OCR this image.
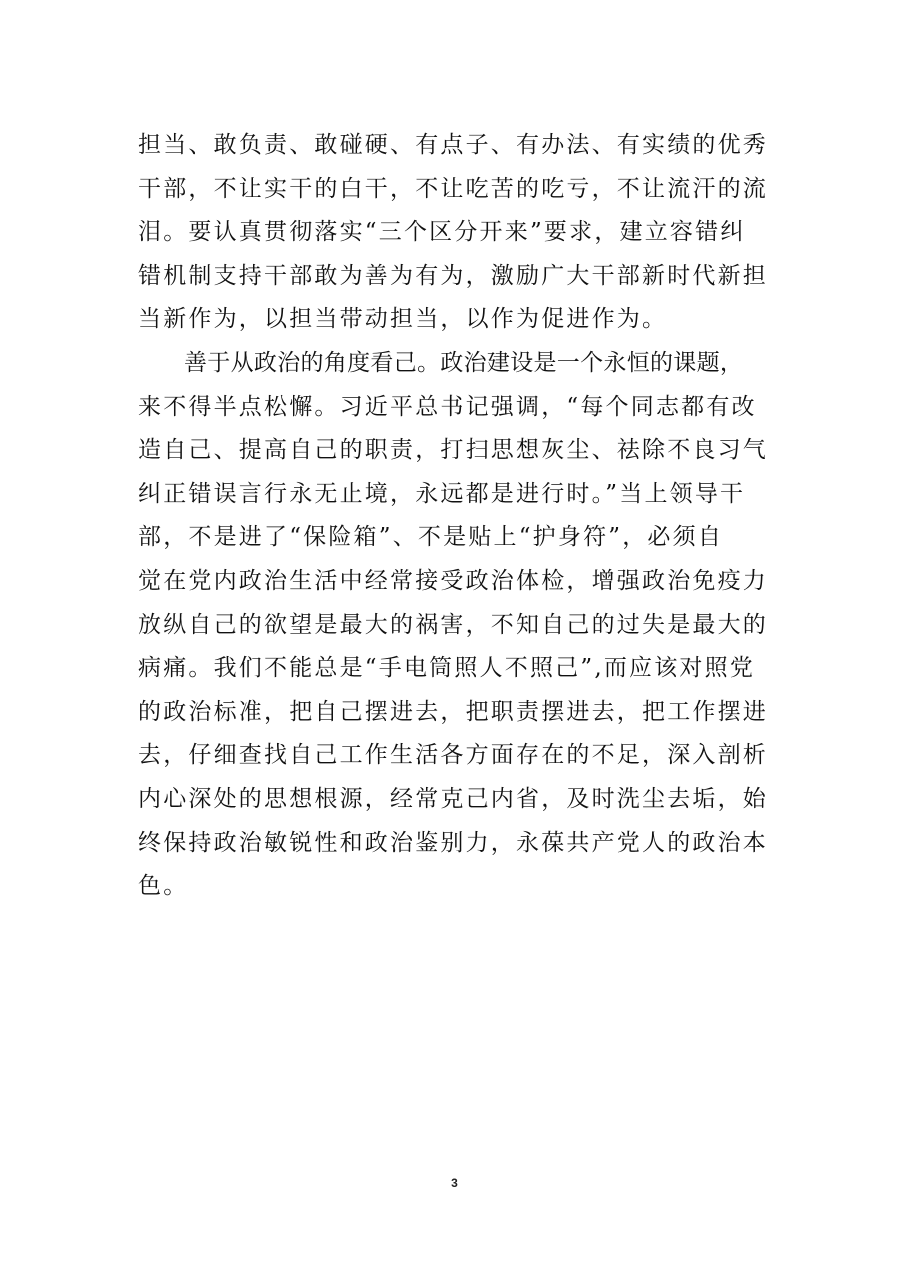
担当、敢负责、敢碰硬、有点子、有办法、有实绩的优秀
干部，不让实干的白干，不让吃苦的吃亏，不让流汗的流
泪。要认真贯彻落实“三个区分开来”要求，建立容错纠
错机制支持干部敢为善为有为，激励广大干部新时代新担
当新作为，以担当带动担当，以作为促进作为。
善于从政治的角度看己。政治建设是一个永恒的课题，
来不得半点松懈。习近平总书记强调，“每个同志都有改
造自己、提高自己的职责，打扫思想灰尘、祛除不良习气
纠正错误言行永无止境，永远都是进行时。”当上领导干
部，不是进了“保险箱”、不是贴上“护身符”，必须自
觉在党内政治生活中经常接受政治体检，增强政治免疫力
放纵自己的欲望是最大的祸害，不知自己的过失是最大的
病痛。我们不能总是“手电筒照人不照己”,而应该对照党
的政治标准，把自己摆进去，把职责摆进去，把工作摆进
去，仔细查找自己工作生活各方面存在的不足，深入剖析
内心深处的思想根源，经常克己内省，及时洗尘去垢，始
终保持政治敏锐性和政治鉴别力，永葆共产党人的政治本
色。
3
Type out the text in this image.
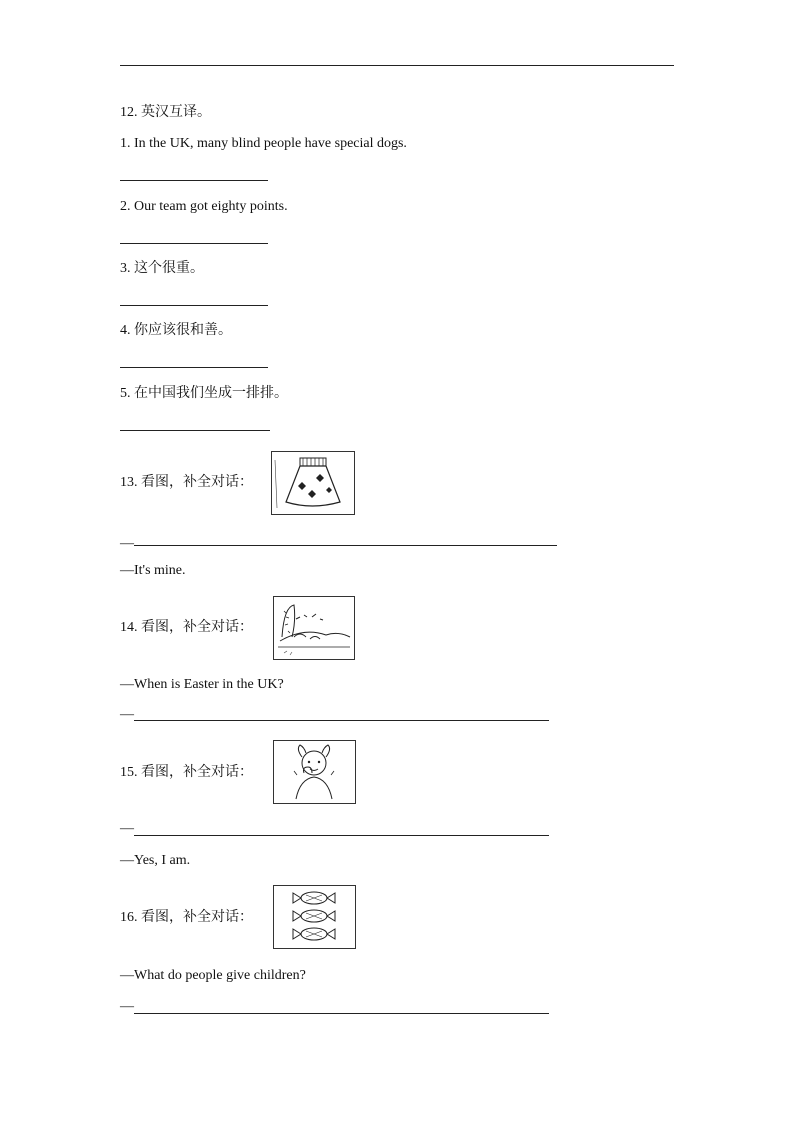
12. 英汉互译。
1. In the UK, many blind people have special dogs.
2. Our team got eighty points.
3. 这个很重。
4. 你应该很和善。
5. 在中国我们坐成一排排。
13. 看图，补全对话：
—
—It's mine.
14. 看图，补全对话：
—When is Easter in the UK?
—
15. 看图，补全对话：
—
—Yes, I am.
16. 看图，补全对话：
—What do people give children?
—
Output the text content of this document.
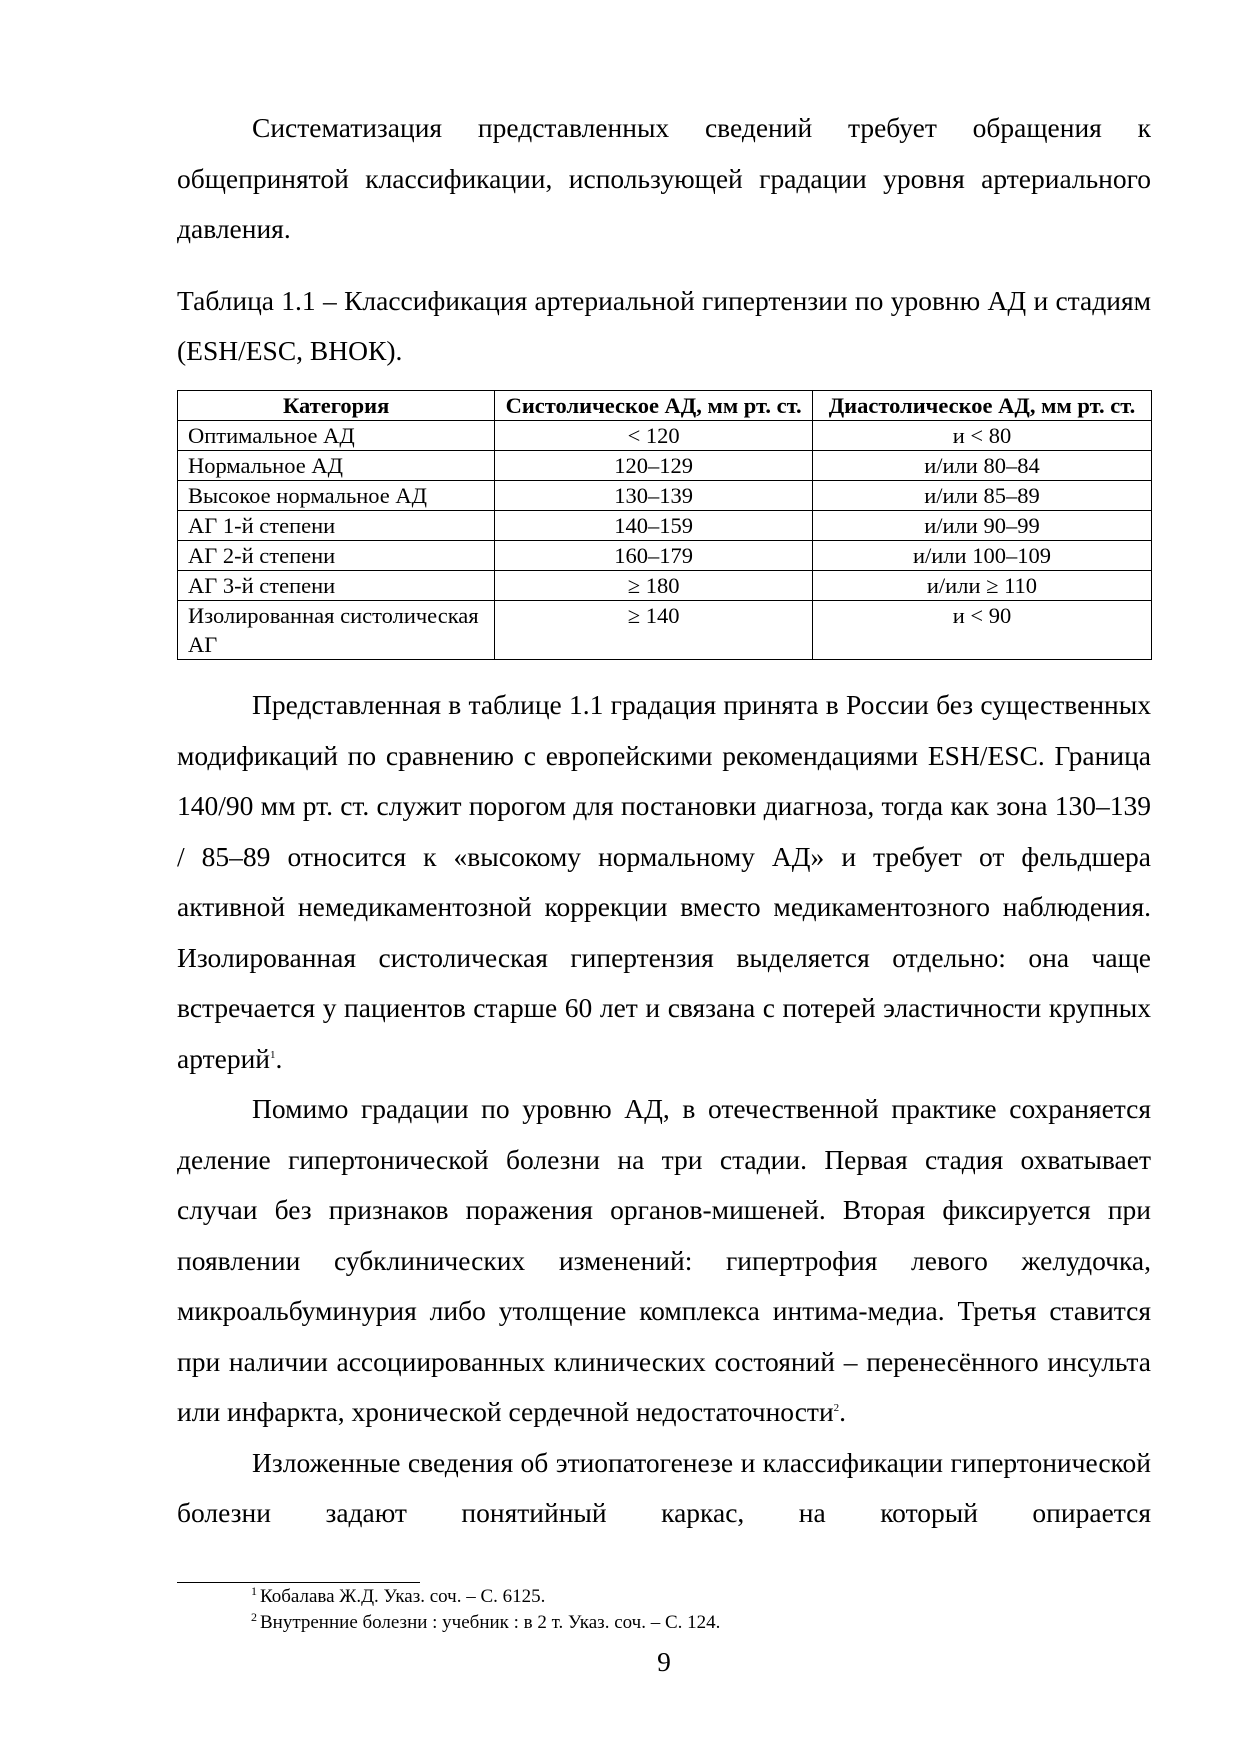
Систематизация представленных сведений требует обращения к общепринятой классификации, использующей градации уровня артериального давления.

Таблица 1.1 – Классификация артериальной гипертензии по уровню АД и стадиям (ESH/ESC, ВНОК).

Категория	Систолическое АД, мм рт. ст.	Диастолическое АД, мм рт. ст.
Оптимальное АД	< 120	и < 80
Нормальное АД	120–129	и/или 80–84
Высокое нормальное АД	130–139	и/или 85–89
АГ 1-й степени	140–159	и/или 90–99
АГ 2-й степени	160–179	и/или 100–109
АГ 3-й степени	≥ 180	и/или ≥ 110
Изолированная систолическая АГ	≥ 140	и < 90

Представленная в таблице 1.1 градация принята в России без существенных модификаций по сравнению с европейскими рекомендациями ESH/ESC. Граница 140/90 мм рт. ст. служит порогом для постановки диагноза, тогда как зона 130–139 / 85–89 относится к «высокому нормальному АД» и требует от фельдшера активной немедикаментозной коррекции вместо медикаментозного наблюдения. Изолированная систолическая гипертензия выделяется отдельно: она чаще встречается у пациентов старше 60 лет и связана с потерей эластичности крупных артерий$^1$.

Помимо градации по уровню АД, в отечественной практике сохраняется деление гипертонической болезни на три стадии. Первая стадия охватывает случаи без признаков поражения органов-мишеней. Вторая фиксируется при появлении субклинических изменений: гипертрофия левого желудочка, микроальбуминурия либо утолщение комплекса интима-медиа. Третья ставится при наличии ассоциированных клинических состояний – перенесённого инсульта или инфаркта, хронической сердечной недостаточности$^2$.

Изложенные сведения об этиопатогенезе и классификации гипертонической болезни задают понятийный каркас, на который опирается

$^1$ Кобалава Ж.Д. Указ. соч. – С. 6125.
$^2$ Внутренние болезни : учебник : в 2 т. Указ. соч. – С. 124.
9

========================

Show every line from the entries above in which the word "гипертонической" appears.

> [RESULT OF THE TASK]:
Помимо градации по уровню АД, в отечественной практике сохраняется деление гипертонической болезни на три стадии. Первая стадия охватывает случаи без признаков поражения органов-мишеней. Вторая фиксируется при появлении субклинических изменений: гипертрофия левого желудочка, микроальбуминурия либо утолщение комплекса интима-медиа. Третья ставится при наличии ассоциированных клинических состояний – перенесённого инсульта или инфаркта, хронической сердечной недостаточности$^2$.
Изложенные сведения об этиопатогенезе и классификации гипертонической болезни задают понятийный каркас, на который опирается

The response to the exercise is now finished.